= THE EXERCISE =
Can you transcribe every record below exactly as it appears?

= GIVEN DATA =
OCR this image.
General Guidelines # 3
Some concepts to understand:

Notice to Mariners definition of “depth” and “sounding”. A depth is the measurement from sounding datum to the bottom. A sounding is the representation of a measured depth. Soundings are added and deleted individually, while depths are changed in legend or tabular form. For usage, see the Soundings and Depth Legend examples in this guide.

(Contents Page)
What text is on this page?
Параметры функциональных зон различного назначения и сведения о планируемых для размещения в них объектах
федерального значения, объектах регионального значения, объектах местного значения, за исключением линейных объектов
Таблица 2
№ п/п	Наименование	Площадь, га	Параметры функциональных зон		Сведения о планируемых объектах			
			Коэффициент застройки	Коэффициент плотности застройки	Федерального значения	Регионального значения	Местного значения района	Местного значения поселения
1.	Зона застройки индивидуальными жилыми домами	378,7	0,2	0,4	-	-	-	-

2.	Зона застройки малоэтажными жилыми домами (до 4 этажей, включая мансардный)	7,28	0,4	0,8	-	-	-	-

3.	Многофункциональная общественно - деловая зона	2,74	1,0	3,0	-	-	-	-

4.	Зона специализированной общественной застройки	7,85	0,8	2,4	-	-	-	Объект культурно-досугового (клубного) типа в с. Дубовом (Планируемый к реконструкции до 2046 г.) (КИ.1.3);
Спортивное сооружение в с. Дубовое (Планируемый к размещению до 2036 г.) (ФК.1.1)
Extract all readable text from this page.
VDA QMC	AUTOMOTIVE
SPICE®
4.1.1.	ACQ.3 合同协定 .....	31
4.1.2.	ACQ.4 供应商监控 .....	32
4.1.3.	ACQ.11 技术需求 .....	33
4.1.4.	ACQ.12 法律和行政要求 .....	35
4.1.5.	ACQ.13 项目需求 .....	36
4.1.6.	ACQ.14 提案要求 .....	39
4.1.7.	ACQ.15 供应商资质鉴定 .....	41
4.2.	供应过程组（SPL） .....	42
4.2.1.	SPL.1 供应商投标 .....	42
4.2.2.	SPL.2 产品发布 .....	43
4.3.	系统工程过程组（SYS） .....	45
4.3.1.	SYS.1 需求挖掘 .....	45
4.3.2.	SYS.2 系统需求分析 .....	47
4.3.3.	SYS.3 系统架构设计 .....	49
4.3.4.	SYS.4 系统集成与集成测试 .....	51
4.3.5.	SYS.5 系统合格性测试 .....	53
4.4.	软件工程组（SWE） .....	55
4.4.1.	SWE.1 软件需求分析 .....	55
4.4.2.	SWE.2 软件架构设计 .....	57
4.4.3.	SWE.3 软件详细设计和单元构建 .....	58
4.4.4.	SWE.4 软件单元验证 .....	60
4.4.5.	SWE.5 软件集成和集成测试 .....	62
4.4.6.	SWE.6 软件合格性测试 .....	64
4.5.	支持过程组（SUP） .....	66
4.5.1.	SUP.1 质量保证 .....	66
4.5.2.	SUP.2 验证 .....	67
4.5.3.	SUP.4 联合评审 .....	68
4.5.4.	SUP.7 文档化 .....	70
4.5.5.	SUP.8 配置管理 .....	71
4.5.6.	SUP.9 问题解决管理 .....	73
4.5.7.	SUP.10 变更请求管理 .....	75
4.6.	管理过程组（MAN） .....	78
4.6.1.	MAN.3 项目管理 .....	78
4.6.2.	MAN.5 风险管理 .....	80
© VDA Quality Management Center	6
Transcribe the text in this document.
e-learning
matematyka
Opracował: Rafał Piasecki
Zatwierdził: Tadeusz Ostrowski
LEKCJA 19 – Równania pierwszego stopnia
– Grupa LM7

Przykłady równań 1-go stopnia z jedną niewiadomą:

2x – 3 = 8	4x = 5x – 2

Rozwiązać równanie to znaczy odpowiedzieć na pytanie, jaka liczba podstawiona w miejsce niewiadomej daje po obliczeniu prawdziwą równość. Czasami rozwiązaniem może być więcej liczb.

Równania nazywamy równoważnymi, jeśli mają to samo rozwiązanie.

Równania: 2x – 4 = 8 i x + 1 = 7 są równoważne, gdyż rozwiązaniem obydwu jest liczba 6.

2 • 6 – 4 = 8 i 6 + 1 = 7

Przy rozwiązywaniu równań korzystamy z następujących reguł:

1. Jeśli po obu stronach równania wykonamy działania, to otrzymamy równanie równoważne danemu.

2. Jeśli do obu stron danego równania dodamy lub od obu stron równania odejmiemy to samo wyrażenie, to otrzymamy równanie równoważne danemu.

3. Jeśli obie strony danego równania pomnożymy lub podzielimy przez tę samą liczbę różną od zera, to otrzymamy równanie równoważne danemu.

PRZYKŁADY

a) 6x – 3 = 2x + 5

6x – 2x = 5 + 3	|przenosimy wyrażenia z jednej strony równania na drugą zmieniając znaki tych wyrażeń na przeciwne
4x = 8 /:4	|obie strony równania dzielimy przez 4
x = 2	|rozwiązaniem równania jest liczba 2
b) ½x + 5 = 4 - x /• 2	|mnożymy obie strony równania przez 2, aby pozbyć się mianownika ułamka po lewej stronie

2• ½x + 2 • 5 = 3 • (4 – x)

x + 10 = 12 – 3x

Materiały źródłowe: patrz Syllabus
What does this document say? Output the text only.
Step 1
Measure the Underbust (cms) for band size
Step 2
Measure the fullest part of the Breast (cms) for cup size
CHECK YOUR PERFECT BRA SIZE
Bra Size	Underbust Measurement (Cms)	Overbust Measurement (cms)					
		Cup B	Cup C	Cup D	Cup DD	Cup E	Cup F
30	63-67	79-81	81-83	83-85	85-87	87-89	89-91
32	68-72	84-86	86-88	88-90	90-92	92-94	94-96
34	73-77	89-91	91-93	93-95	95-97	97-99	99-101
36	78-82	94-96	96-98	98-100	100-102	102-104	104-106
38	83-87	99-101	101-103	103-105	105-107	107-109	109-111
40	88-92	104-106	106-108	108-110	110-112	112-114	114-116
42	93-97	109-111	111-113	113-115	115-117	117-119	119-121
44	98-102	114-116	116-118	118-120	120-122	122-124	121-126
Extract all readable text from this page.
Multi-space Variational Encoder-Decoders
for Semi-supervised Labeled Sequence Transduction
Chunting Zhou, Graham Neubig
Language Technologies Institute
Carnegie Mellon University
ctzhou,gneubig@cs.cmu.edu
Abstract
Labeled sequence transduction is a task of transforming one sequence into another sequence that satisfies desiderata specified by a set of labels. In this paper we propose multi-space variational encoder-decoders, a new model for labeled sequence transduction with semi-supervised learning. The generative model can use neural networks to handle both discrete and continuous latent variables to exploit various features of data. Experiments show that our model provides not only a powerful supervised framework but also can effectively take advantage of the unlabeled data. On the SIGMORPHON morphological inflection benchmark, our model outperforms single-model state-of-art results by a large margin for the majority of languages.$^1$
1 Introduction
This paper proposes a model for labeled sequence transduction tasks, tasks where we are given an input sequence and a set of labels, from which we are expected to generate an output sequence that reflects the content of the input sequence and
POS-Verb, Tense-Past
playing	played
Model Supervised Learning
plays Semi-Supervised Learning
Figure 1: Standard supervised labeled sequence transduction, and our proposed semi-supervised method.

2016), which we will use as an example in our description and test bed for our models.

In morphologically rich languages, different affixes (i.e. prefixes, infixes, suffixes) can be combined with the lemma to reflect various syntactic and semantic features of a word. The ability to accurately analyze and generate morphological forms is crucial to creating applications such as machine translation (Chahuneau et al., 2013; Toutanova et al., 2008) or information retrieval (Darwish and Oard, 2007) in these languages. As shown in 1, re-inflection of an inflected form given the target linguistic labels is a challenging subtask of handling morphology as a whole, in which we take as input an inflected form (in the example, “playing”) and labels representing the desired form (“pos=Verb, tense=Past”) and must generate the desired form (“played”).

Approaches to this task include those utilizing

= RESPONSE =
OCR this image.
General Guidelines # 3
Some concepts to understand:

Notice to Mariners definition of “depth” and “sounding”. A depth is the measurement from sounding datum to the bottom. A sounding is the representation of a measured depth. Soundings are added and deleted individually, while depths are changed in legend or tabular form. For usage, see the Soundings and Depth Legend examples in this guide.

(Contents Page)
What text is on this page?
Параметры функциональных зон различного назначения и сведения о планируемых для размещения в них объектах
федерального значения, объектах регионального значения, объектах местного значения, за исключением линейных объектов
Таблица 2
№ п/п	Наименование	Площадь, га	Параметры функциональных зон		Сведения о планируемых объектах			
			Коэффициент застройки	Коэффициент плотности застройки	Федерального значения	Регионального значения	Местного значения района	Местного значения поселения
1.	Зона застройки индивидуальными жилыми домами	378,7	0,2	0,4	-	-	-	-

2.	Зона застройки малоэтажными жилыми домами (до 4 этажей, включая мансардный)	7,28	0,4	0,8	-	-	-	-

3.	Многофункциональная общественно - деловая зона	2,74	1,0	3,0	-	-	-	-

4.	Зона специализированной общественной застройки	7,85	0,8	2,4	-	-	-	Объект культурно-досугового (клубного) типа в с. Дубовом (Планируемый к реконструкции до 2046 г.) (КИ.1.3);
Спортивное сооружение в с. Дубовое (Планируемый к размещению до 2036 г.) (ФК.1.1)
Extract all readable text from this page.
VDA QMC	AUTOMOTIVE
SPICE®
4.1.1.	ACQ.3 合同协定 .....	31
4.1.2.	ACQ.4 供应商监控 .....	32
4.1.3.	ACQ.11 技术需求 .....	33
4.1.4.	ACQ.12 法律和行政要求 .....	35
4.1.5.	ACQ.13 项目需求 .....	36
4.1.6.	ACQ.14 提案要求 .....	39
4.1.7.	ACQ.15 供应商资质鉴定 .....	41
4.2.	供应过程组（SPL） .....	42
4.2.1.	SPL.1 供应商投标 .....	42
4.2.2.	SPL.2 产品发布 .....	43
4.3.	系统工程过程组（SYS） .....	45
4.3.1.	SYS.1 需求挖掘 .....	45
4.3.2.	SYS.2 系统需求分析 .....	47
4.3.3.	SYS.3 系统架构设计 .....	49
4.3.4.	SYS.4 系统集成与集成测试 .....	51
4.3.5.	SYS.5 系统合格性测试 .....	53
4.4.	软件工程组（SWE） .....	55
4.4.1.	SWE.1 软件需求分析 .....	55
4.4.2.	SWE.2 软件架构设计 .....	57
4.4.3.	SWE.3 软件详细设计和单元构建 .....	58
4.4.4.	SWE.4 软件单元验证 .....	60
4.4.5.	SWE.5 软件集成和集成测试 .....	62
4.4.6.	SWE.6 软件合格性测试 .....	64
4.5.	支持过程组（SUP） .....	66
4.5.1.	SUP.1 质量保证 .....	66
4.5.2.	SUP.2 验证 .....	67
4.5.3.	SUP.4 联合评审 .....	68
4.5.4.	SUP.7 文档化 .....	70
4.5.5.	SUP.8 配置管理 .....	71
4.5.6.	SUP.9 问题解决管理 .....	73
4.5.7.	SUP.10 变更请求管理 .....	75
4.6.	管理过程组（MAN） .....	78
4.6.1.	MAN.3 项目管理 .....	78
4.6.2.	MAN.5 风险管理 .....	80
© VDA Quality Management Center	6
Transcribe the text in this document.
e-learning
matematyka
Opracował: Rafał Piasecki
Zatwierdził: Tadeusz Ostrowski
LEKCJA 19 – Równania pierwszego stopnia
– Grupa LM7

Przykłady równań 1-go stopnia z jedną niewiadomą:

2x – 3 = 8	4x = 5x – 2

Rozwiązać równanie to znaczy odpowiedzieć na pytanie, jaka liczba podstawiona w miejsce niewiadomej daje po obliczeniu prawdziwą równość. Czasami rozwiązaniem może być więcej liczb.

Równania nazywamy równoważnymi, jeśli mają to samo rozwiązanie.

Równania: 2x – 4 = 8 i x + 1 = 7 są równoważne, gdyż rozwiązaniem obydwu jest liczba 6.

2 • 6 – 4 = 8 i 6 + 1 = 7

Przy rozwiązywaniu równań korzystamy z następujących reguł:

1. Jeśli po obu stronach równania wykonamy działania, to otrzymamy równanie równoważne danemu.

2. Jeśli do obu stron danego równania dodamy lub od obu stron równania odejmiemy to samo wyrażenie, to otrzymamy równanie równoważne danemu.

3. Jeśli obie strony danego równania pomnożymy lub podzielimy przez tę samą liczbę różną od zera, to otrzymamy równanie równoważne danemu.

PRZYKŁADY

a) 6x – 3 = 2x + 5

6x – 2x = 5 + 3	|przenosimy wyrażenia z jednej strony równania na drugą zmieniając znaki tych wyrażeń na przeciwne
4x = 8 /:4	|obie strony równania dzielimy przez 4
x = 2	|rozwiązaniem równania jest liczba 2
b) ½x + 5 = 4 - x /• 2	|mnożymy obie strony równania przez 2, aby pozbyć się mianownika ułamka po lewej stronie

2• ½x + 2 • 5 = 3 • (4 – x)

x + 10 = 12 – 3x

Materiały źródłowe: patrz Syllabus
What does this document say? Output the text only.
Step 1
Measure the Underbust (cms) for band size
Step 2
Measure the fullest part of the Breast (cms) for cup size
CHECK YOUR PERFECT BRA SIZE
Bra Size	Underbust Measurement (Cms)	Overbust Measurement (cms)					
		Cup B	Cup C	Cup D	Cup DD	Cup E	Cup F
30	63-67	79-81	81-83	83-85	85-87	87-89	89-91
32	68-72	84-86	86-88	88-90	90-92	92-94	94-96
34	73-77	89-91	91-93	93-95	95-97	97-99	99-101
36	78-82	94-96	96-98	98-100	100-102	102-104	104-106
38	83-87	99-101	101-103	103-105	105-107	107-109	109-111
40	88-92	104-106	106-108	108-110	110-112	112-114	114-116
42	93-97	109-111	111-113	113-115	115-117	117-119	119-121
44	98-102	114-116	116-118	118-120	120-122	122-124	121-126
Extract all readable text from this page.
Multi-space Variational Encoder-Decoders
for Semi-supervised Labeled Sequence Transduction
Chunting Zhou, Graham Neubig
Language Technologies Institute
Carnegie Mellon University
ctzhou,gneubig@cs.cmu.edu
Abstract
Labeled sequence transduction is a task of transforming one sequence into another sequence that satisfies desiderata specified by a set of labels. In this paper we propose multi-space variational encoder-decoders, a new model for labeled sequence transduction with semi-supervised learning. The generative model can use neural networks to handle both discrete and continuous latent variables to exploit various features of data. Experiments show that our model provides not only a powerful supervised framework but also can effectively take advantage of the unlabeled data. On the SIGMORPHON morphological inflection benchmark, our model outperforms single-model state-of-art results by a large margin for the majority of languages.$^1$
1 Introduction
This paper proposes a model for labeled sequence transduction tasks, tasks where we are given an input sequence and a set of labels, from which we are expected to generate an output sequence that reflects the content of the input sequence and
POS-Verb, Tense-Past
playing	played
Model Supervised Learning
plays Semi-Supervised Learning
Figure 1: Standard supervised labeled sequence transduction, and our proposed semi-supervised method.

2016), which we will use as an example in our description and test bed for our models.

In morphologically rich languages, different affixes (i.e. prefixes, infixes, suffixes) can be combined with the lemma to reflect various syntactic and semantic features of a word. The ability to accurately analyze and generate morphological forms is crucial to creating applications such as machine translation (Chahuneau et al., 2013; Toutanova et al., 2008) or information retrieval (Darwish and Oard, 2007) in these languages. As shown in 1, re-inflection of an inflected form given the target linguistic labels is a challenging subtask of handling morphology as a whole, in which we take as input an inflected form (in the example, “playing”) and labels representing the desired form (“pos=Verb, tense=Past”) and must generate the desired form (“played”).

Approaches to this task include those utilizing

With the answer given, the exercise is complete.